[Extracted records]
/---

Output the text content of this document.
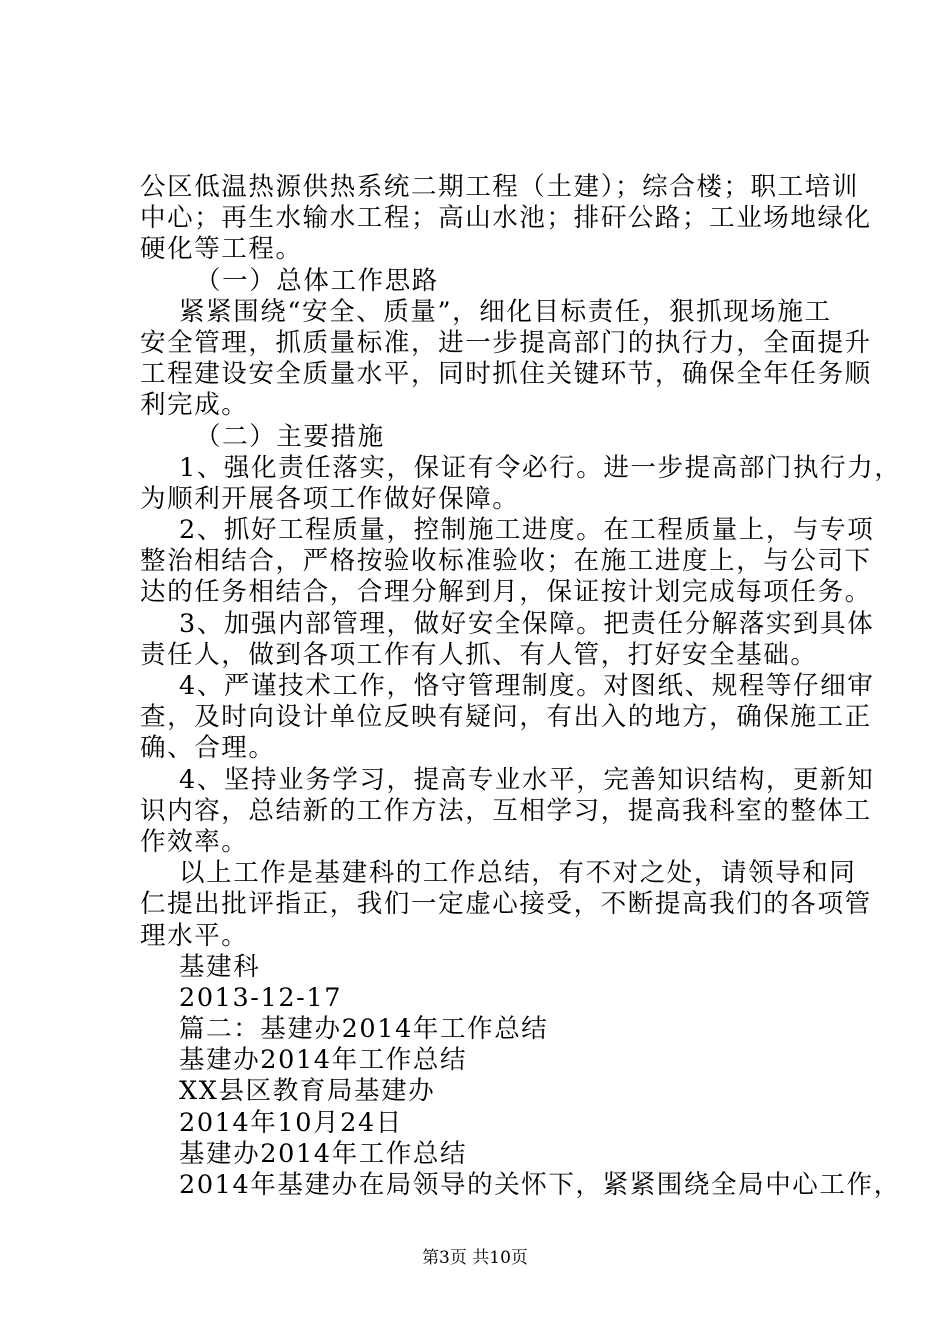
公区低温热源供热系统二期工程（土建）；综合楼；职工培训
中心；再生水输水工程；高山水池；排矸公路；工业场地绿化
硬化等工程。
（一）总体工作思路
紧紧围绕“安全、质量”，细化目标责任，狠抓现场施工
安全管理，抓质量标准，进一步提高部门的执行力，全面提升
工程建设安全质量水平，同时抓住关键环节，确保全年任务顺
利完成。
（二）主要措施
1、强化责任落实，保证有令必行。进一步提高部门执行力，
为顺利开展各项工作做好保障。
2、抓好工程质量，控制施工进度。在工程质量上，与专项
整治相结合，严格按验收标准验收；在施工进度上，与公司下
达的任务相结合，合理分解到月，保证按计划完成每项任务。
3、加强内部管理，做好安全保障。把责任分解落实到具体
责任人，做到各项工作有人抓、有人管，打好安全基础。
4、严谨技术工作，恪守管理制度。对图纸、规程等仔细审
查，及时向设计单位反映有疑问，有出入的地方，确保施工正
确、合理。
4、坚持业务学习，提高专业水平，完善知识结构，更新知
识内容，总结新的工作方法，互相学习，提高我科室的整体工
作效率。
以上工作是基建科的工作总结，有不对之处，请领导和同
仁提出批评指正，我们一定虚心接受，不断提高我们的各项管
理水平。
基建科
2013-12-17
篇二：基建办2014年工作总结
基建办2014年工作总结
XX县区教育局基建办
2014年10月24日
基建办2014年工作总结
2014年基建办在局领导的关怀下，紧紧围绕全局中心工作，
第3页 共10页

\---
/---

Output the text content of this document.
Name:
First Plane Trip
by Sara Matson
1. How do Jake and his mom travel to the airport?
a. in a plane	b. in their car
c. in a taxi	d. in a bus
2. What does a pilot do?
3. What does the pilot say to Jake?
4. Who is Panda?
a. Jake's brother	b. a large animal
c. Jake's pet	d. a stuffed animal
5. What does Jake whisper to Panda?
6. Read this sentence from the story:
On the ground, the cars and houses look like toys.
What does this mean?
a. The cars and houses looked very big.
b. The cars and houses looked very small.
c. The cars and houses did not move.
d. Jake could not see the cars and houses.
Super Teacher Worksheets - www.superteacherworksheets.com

\---

» Task objective
Give the count of lines in the records that contain "Jake", and no other text.

» Answer to the task
6